STATED EXERCISE → Could you write out every record below exactly, leaving out any pictures?

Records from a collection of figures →
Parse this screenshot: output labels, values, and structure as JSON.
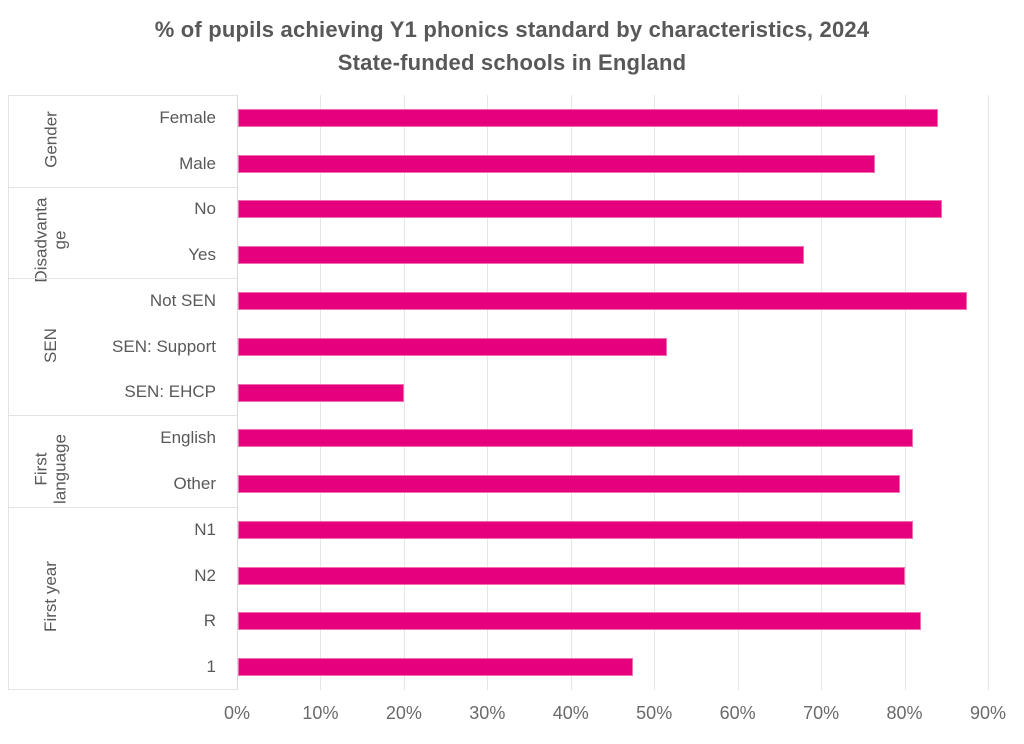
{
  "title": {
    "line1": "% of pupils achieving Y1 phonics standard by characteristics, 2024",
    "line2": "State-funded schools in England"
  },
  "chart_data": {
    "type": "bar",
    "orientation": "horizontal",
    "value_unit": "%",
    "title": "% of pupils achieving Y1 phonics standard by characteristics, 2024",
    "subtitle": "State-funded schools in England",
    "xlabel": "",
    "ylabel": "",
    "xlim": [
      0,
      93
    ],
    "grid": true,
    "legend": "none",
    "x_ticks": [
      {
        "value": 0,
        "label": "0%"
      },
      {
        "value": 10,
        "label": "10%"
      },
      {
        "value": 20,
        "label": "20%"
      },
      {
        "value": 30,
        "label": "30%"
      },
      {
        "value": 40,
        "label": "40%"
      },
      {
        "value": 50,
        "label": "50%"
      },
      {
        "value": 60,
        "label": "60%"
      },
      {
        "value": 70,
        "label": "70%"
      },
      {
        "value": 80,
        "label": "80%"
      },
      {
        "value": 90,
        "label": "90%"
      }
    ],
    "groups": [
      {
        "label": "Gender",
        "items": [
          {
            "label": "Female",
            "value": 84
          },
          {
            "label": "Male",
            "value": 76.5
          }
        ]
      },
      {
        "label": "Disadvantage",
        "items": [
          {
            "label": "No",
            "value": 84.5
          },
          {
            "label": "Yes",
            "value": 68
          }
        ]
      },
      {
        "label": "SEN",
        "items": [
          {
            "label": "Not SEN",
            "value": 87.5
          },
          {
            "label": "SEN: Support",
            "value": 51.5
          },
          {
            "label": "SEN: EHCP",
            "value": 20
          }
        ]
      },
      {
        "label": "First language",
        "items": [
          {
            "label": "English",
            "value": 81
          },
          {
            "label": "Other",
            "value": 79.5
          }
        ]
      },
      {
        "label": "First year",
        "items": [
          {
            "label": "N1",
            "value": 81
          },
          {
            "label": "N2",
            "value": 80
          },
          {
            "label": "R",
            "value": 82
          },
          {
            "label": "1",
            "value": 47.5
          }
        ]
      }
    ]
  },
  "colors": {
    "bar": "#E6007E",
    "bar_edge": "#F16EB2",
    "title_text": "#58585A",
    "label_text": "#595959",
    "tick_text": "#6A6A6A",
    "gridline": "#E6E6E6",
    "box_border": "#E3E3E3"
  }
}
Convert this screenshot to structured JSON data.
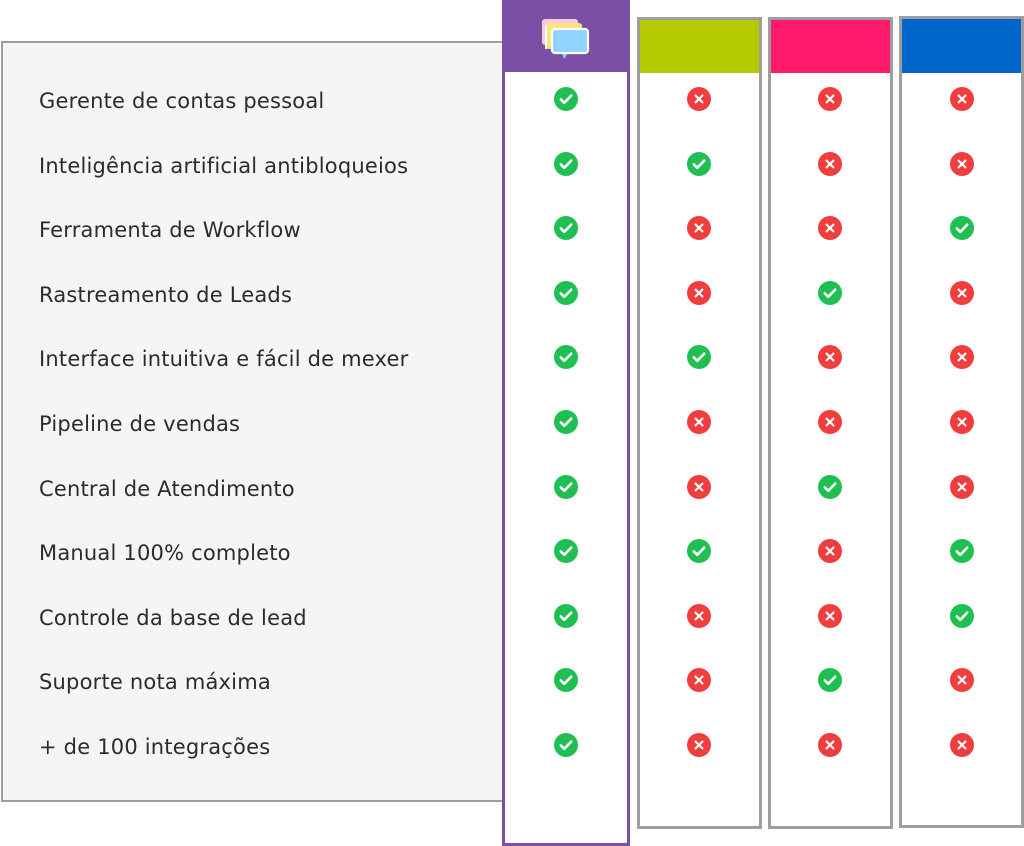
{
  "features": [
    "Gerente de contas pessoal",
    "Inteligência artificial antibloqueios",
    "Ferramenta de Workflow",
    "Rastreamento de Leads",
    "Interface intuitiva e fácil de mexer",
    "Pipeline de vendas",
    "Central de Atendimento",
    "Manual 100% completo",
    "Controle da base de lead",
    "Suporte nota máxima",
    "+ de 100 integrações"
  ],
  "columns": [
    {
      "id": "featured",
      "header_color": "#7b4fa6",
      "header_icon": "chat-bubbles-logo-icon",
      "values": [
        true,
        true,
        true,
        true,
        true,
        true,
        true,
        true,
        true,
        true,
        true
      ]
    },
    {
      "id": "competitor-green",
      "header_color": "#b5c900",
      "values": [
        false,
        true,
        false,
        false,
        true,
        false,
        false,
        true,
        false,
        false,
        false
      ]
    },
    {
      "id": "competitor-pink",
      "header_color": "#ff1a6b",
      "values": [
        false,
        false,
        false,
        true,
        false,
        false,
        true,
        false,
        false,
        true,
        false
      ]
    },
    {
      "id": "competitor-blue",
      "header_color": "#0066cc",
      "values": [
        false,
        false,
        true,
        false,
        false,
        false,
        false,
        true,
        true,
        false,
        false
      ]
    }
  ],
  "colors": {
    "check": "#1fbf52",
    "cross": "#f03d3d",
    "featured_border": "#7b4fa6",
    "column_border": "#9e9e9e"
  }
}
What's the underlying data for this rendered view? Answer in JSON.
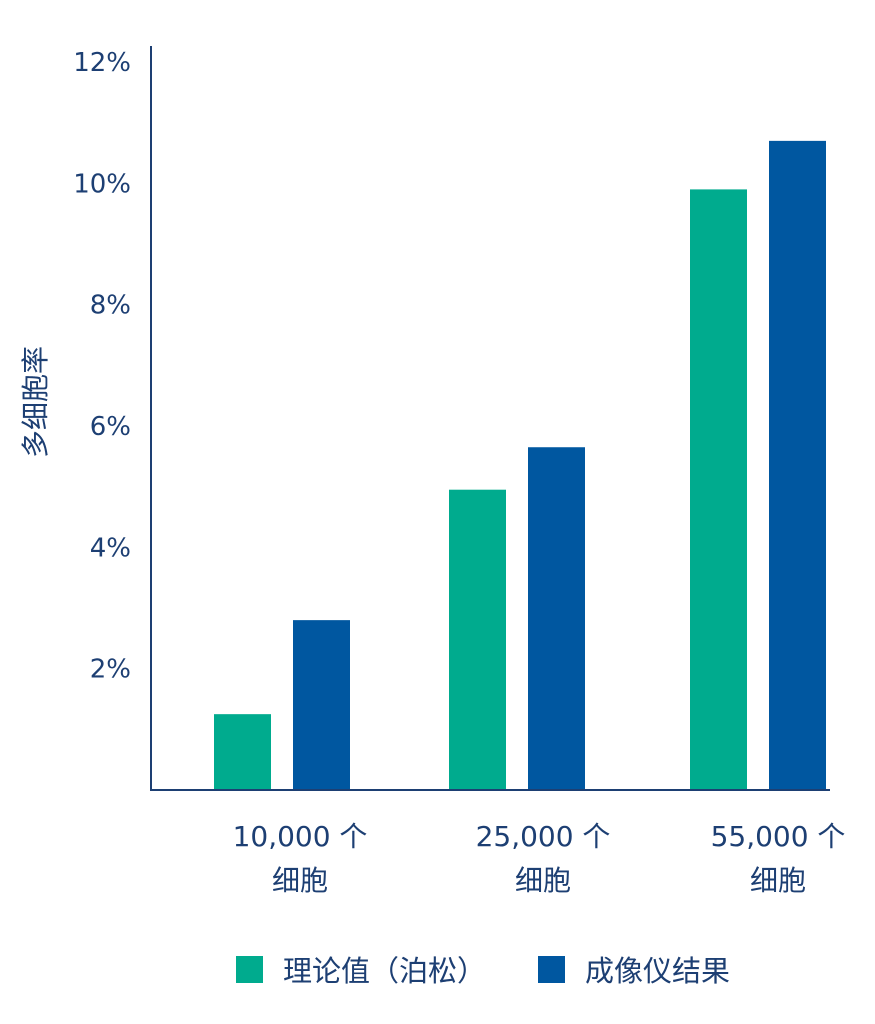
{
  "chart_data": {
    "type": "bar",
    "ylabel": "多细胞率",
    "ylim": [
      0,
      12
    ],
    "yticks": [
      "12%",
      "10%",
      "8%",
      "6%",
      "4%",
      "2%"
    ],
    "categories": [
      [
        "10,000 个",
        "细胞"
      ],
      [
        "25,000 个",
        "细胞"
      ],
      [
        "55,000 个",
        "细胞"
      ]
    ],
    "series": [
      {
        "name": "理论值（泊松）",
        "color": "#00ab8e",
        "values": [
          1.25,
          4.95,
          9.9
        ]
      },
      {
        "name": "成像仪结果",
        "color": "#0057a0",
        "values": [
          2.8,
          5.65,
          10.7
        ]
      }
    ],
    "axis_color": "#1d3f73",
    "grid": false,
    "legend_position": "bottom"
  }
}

SOLUTION TO THE EXERCISE →
Parse this screenshot: output labels, values, and structure as JSON.
{
  "title": {
    "line1": "% of pupils achieving Y1 phonics standard by characteristics, 2024",
    "line2": "State-funded schools in England"
  },
  "chart_data": {
    "type": "bar",
    "orientation": "horizontal",
    "value_unit": "%",
    "title": "% of pupils achieving Y1 phonics standard by characteristics, 2024",
    "subtitle": "State-funded schools in England",
    "xlabel": "",
    "ylabel": "",
    "xlim": [
      0,
      93
    ],
    "grid": true,
    "legend": "none",
    "x_ticks": [
      {
        "value": 0,
        "label": "0%"
      },
      {
        "value": 10,
        "label": "10%"
      },
      {
        "value": 20,
        "label": "20%"
      },
      {
        "value": 30,
        "label": "30%"
      },
      {
        "value": 40,
        "label": "40%"
      },
      {
        "value": 50,
        "label": "50%"
      },
      {
        "value": 60,
        "label": "60%"
      },
      {
        "value": 70,
        "label": "70%"
      },
      {
        "value": 80,
        "label": "80%"
      },
      {
        "value": 90,
        "label": "90%"
      }
    ],
    "groups": [
      {
        "label": "Gender",
        "items": [
          {
            "label": "Female",
            "value": 84
          },
          {
            "label": "Male",
            "value": 76.5
          }
        ]
      },
      {
        "label": "Disadvantage",
        "items": [
          {
            "label": "No",
            "value": 84.5
          },
          {
            "label": "Yes",
            "value": 68
          }
        ]
      },
      {
        "label": "SEN",
        "items": [
          {
            "label": "Not SEN",
            "value": 87.5
          },
          {
            "label": "SEN: Support",
            "value": 51.5
          },
          {
            "label": "SEN: EHCP",
            "value": 20
          }
        ]
      },
      {
        "label": "First language",
        "items": [
          {
            "label": "English",
            "value": 81
          },
          {
            "label": "Other",
            "value": 79.5
          }
        ]
      },
      {
        "label": "First year",
        "items": [
          {
            "label": "N1",
            "value": 81
          },
          {
            "label": "N2",
            "value": 80
          },
          {
            "label": "R",
            "value": 82
          },
          {
            "label": "1",
            "value": 47.5
          }
        ]
      }
    ]
  },
  "colors": {
    "bar": "#E6007E",
    "bar_edge": "#F16EB2",
    "title_text": "#58585A",
    "label_text": "#595959",
    "tick_text": "#6A6A6A",
    "gridline": "#E6E6E6",
    "box_border": "#E3E3E3"
  }
}
Convert this screenshot to structured JSON data.
{
  "features": [
    "Gerente de contas pessoal",
    "Inteligência artificial antibloqueios",
    "Ferramenta de Workflow",
    "Rastreamento de Leads",
    "Interface intuitiva e fácil de mexer",
    "Pipeline de vendas",
    "Central de Atendimento",
    "Manual 100% completo",
    "Controle da base de lead",
    "Suporte nota máxima",
    "+ de 100 integrações"
  ],
  "columns": [
    {
      "id": "featured",
      "header_color": "#7b4fa6",
      "header_icon": "chat-bubbles-logo-icon",
      "values": [
        true,
        true,
        true,
        true,
        true,
        true,
        true,
        true,
        true,
        true,
        true
      ]
    },
    {
      "id": "competitor-green",
      "header_color": "#b5c900",
      "values": [
        false,
        true,
        false,
        false,
        true,
        false,
        false,
        true,
        false,
        false,
        false
      ]
    },
    {
      "id": "competitor-pink",
      "header_color": "#ff1a6b",
      "values": [
        false,
        false,
        false,
        true,
        false,
        false,
        true,
        false,
        false,
        true,
        false
      ]
    },
    {
      "id": "competitor-blue",
      "header_color": "#0066cc",
      "values": [
        false,
        false,
        true,
        false,
        false,
        false,
        false,
        true,
        true,
        false,
        false
      ]
    }
  ],
  "colors": {
    "check": "#1fbf52",
    "cross": "#f03d3d",
    "featured_border": "#7b4fa6",
    "column_border": "#9e9e9e"
  }
}
What's the underlying data for this rendered view? Answer in JSON.
{
  "chart_data": {
    "type": "bar",
    "ylabel": "多细胞率",
    "ylim": [
      0,
      12
    ],
    "yticks": [
      "12%",
      "10%",
      "8%",
      "6%",
      "4%",
      "2%"
    ],
    "categories": [
      [
        "10,000 个",
        "细胞"
      ],
      [
        "25,000 个",
        "细胞"
      ],
      [
        "55,000 个",
        "细胞"
      ]
    ],
    "series": [
      {
        "name": "理论值（泊松）",
        "color": "#00ab8e",
        "values": [
          1.25,
          4.95,
          9.9
        ]
      },
      {
        "name": "成像仪结果",
        "color": "#0057a0",
        "values": [
          2.8,
          5.65,
          10.7
        ]
      }
    ],
    "axis_color": "#1d3f73",
    "grid": false,
    "legend_position": "bottom"
  }
}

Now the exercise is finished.